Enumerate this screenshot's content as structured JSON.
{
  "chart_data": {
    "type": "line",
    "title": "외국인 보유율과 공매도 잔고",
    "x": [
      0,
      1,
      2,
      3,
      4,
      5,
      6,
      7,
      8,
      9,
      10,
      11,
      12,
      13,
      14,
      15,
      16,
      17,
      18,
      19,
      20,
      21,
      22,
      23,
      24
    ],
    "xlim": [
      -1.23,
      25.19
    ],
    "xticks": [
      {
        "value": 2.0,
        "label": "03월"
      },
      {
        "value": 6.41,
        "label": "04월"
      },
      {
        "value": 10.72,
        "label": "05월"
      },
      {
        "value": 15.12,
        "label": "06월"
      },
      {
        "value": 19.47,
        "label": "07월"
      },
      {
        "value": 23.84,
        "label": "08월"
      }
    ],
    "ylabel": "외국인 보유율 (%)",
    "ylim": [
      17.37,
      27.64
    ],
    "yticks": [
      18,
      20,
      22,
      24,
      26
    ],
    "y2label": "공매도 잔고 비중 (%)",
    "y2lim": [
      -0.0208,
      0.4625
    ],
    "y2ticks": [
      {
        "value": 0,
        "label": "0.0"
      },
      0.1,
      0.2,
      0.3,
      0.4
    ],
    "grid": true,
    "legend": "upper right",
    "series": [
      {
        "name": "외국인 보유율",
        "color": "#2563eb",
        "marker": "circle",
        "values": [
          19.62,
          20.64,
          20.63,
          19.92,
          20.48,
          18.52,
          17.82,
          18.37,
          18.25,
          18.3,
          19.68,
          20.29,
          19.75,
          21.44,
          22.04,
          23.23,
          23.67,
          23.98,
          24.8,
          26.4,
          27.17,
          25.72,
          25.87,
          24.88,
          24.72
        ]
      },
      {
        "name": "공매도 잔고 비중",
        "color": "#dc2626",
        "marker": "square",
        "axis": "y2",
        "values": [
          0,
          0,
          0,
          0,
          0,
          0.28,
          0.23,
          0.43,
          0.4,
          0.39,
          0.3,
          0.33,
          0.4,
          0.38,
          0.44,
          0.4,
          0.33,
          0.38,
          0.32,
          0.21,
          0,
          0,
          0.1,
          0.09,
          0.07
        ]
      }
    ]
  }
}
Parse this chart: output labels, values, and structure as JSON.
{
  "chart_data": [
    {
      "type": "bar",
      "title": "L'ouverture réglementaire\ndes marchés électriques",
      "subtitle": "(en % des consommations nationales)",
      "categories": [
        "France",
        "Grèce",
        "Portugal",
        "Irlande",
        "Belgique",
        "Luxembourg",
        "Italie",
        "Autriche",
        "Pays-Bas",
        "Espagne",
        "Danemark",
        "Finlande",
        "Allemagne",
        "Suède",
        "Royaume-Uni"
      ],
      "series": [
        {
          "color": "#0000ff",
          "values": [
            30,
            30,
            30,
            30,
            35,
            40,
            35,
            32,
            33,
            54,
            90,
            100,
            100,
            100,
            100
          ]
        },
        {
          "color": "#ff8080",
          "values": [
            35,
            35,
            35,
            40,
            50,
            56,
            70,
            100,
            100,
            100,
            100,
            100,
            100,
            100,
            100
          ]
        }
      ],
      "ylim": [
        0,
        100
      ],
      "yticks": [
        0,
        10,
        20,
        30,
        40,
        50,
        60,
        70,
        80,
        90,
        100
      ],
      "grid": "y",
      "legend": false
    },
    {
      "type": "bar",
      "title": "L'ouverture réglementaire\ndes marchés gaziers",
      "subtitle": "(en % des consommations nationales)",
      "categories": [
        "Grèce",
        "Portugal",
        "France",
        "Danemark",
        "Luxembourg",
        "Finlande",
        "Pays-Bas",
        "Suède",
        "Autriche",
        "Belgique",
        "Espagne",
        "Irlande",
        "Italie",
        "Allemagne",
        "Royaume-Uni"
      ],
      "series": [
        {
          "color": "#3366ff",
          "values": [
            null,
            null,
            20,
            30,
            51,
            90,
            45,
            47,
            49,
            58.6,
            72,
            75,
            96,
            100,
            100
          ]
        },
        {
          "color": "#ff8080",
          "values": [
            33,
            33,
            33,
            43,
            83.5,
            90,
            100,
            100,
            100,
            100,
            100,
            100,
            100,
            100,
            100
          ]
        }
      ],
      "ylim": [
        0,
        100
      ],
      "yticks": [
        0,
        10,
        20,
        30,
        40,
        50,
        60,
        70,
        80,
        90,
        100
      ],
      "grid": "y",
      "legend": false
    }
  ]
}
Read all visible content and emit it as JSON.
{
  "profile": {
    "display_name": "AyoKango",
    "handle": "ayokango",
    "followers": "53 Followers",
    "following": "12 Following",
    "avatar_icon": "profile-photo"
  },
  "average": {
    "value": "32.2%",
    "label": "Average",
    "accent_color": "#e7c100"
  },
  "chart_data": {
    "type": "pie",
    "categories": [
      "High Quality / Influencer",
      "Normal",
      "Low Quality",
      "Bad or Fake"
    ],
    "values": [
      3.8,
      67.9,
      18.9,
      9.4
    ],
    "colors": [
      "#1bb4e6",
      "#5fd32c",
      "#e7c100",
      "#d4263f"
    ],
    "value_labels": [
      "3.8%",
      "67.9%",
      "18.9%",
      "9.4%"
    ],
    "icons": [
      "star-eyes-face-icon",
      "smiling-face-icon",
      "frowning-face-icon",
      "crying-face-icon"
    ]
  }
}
····················
Short task: Return only those lines of the records that contain the string "JSON".

Exercise output:
Enumerate this screenshot's content as structured JSON.
Parse this chart: output labels, values, and structure as JSON.
Read all visible content and emit it as JSON.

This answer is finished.